▸ GIVEN RECORDS:
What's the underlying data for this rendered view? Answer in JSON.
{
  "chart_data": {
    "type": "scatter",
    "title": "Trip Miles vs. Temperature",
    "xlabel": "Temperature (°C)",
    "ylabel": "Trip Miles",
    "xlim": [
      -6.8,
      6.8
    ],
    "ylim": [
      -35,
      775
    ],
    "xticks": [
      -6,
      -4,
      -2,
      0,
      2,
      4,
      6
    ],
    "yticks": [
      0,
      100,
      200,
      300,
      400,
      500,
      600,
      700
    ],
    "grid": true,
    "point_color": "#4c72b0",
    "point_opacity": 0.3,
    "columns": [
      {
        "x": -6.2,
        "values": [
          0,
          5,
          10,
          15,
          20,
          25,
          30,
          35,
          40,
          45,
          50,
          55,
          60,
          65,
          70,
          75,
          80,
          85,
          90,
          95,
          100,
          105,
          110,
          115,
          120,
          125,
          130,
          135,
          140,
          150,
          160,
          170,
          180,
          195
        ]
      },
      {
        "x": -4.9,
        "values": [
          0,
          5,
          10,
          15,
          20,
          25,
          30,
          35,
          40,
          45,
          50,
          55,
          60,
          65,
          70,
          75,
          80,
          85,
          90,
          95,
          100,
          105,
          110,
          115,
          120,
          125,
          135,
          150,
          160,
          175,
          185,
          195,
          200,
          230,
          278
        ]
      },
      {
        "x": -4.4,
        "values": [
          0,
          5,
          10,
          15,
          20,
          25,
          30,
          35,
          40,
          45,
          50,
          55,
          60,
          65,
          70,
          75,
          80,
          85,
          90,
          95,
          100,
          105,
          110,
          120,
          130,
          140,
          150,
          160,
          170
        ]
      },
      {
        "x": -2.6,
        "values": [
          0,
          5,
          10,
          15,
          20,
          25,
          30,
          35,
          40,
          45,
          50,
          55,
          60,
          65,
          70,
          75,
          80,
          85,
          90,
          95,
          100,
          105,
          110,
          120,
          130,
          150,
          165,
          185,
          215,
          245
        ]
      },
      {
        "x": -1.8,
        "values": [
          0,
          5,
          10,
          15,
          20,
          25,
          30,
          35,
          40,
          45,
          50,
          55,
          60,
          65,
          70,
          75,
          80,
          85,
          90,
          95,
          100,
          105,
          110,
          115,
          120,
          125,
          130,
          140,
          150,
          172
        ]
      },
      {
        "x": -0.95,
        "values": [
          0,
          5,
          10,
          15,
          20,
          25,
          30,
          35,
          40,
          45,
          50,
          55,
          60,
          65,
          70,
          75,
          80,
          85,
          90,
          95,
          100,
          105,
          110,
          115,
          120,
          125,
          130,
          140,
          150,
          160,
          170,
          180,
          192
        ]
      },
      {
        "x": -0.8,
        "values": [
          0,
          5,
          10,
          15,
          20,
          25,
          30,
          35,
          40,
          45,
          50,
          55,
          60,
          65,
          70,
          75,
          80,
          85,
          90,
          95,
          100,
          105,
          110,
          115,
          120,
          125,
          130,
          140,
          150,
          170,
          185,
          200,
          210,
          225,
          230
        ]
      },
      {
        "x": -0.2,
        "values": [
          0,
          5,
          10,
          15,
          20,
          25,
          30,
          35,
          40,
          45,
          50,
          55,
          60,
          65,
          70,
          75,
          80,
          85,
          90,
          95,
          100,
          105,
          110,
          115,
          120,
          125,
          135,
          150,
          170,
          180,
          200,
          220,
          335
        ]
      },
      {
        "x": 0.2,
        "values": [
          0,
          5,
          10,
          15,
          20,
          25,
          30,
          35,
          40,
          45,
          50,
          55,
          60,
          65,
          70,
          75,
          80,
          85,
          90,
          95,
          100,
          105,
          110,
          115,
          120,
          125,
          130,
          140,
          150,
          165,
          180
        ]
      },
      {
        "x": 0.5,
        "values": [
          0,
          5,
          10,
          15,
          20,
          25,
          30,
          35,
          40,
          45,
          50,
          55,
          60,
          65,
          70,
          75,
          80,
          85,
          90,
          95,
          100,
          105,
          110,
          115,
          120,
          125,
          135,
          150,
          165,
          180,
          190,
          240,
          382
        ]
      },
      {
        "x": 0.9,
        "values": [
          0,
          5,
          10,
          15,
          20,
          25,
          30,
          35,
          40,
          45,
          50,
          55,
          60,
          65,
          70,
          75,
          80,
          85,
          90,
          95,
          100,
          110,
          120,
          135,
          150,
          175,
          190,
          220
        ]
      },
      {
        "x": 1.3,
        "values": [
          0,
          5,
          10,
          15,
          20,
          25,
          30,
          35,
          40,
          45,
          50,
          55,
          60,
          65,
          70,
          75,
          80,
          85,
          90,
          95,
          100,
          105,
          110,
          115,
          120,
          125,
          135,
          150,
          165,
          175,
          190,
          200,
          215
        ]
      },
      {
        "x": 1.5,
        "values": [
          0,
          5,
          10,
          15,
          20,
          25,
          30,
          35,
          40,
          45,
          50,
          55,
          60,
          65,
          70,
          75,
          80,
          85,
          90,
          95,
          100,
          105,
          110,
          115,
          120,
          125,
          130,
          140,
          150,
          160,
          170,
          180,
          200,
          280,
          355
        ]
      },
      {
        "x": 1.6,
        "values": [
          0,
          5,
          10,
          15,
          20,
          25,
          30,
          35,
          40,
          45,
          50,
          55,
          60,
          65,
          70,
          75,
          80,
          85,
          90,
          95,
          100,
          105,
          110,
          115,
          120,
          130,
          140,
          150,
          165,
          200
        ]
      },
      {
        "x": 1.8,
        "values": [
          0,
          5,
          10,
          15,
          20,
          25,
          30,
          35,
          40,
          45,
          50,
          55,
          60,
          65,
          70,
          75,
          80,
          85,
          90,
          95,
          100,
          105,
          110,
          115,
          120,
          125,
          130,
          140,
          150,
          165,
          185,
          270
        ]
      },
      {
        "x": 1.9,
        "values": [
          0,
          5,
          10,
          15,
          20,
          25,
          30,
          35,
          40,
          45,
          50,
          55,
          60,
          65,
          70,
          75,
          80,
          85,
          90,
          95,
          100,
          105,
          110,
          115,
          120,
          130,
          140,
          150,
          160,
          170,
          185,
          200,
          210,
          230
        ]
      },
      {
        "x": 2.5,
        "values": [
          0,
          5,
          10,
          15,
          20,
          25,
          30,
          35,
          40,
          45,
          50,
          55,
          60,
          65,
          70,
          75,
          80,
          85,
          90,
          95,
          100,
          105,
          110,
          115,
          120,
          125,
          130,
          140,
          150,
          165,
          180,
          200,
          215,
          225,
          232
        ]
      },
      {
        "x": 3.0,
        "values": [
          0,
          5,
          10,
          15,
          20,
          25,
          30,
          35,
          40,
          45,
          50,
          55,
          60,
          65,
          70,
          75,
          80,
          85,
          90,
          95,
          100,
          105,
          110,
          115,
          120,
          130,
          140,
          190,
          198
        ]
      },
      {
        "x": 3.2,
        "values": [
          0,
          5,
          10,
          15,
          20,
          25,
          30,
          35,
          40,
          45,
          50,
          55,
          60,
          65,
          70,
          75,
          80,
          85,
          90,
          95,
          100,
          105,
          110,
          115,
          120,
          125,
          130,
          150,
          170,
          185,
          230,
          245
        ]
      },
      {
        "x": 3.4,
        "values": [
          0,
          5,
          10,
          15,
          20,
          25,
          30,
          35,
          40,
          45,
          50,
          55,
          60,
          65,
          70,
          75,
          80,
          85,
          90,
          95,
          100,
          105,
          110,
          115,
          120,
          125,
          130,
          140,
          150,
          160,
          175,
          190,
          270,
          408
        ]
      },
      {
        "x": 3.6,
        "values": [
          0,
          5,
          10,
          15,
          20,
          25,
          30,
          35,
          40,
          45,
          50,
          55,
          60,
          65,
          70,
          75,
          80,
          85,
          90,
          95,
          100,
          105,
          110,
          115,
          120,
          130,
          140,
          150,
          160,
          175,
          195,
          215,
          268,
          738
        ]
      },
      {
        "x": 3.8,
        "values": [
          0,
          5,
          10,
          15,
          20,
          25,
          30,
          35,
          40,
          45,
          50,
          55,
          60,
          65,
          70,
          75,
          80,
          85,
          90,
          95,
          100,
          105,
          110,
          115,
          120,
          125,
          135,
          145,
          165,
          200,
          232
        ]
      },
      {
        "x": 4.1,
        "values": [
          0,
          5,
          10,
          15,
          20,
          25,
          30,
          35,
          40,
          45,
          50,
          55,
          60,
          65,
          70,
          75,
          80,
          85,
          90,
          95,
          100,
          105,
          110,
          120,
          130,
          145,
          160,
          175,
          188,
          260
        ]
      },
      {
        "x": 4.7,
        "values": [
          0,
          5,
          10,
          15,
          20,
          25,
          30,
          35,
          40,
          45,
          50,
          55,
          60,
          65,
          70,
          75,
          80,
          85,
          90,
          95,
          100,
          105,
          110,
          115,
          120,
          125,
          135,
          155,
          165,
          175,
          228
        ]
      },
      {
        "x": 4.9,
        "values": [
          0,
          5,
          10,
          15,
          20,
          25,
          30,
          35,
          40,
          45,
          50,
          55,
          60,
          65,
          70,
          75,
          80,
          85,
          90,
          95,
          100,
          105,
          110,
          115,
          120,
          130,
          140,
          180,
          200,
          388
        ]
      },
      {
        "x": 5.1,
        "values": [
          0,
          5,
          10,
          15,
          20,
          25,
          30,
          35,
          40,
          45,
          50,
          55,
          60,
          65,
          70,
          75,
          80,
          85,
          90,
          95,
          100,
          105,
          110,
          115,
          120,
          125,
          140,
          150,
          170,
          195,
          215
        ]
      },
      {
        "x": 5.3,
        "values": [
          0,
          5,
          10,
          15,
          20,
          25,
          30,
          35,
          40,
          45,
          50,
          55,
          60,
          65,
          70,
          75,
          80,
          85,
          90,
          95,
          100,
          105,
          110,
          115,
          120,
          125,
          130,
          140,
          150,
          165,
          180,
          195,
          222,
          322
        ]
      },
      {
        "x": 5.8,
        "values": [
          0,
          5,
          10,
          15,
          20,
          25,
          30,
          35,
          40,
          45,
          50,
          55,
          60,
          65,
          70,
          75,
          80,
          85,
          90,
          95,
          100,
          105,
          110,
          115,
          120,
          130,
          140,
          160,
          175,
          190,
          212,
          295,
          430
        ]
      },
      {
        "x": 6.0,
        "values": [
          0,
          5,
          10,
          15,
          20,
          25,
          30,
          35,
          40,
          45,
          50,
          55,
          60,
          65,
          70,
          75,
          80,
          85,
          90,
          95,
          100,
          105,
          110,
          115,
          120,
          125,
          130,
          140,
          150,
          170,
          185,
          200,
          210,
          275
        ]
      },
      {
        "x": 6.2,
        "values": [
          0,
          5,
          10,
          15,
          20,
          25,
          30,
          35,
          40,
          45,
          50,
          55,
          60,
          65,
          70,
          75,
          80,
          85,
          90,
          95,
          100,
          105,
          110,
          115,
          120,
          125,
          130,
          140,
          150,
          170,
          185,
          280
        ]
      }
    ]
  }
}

▸ DIRECTIONS FOR THIS TASK: Copy each line of the records that contains the word "Miles".

▸ ANSWER TO THIS EXERCISE:
    "title": "Trip Miles vs. Temperature",
    "ylabel": "Trip Miles",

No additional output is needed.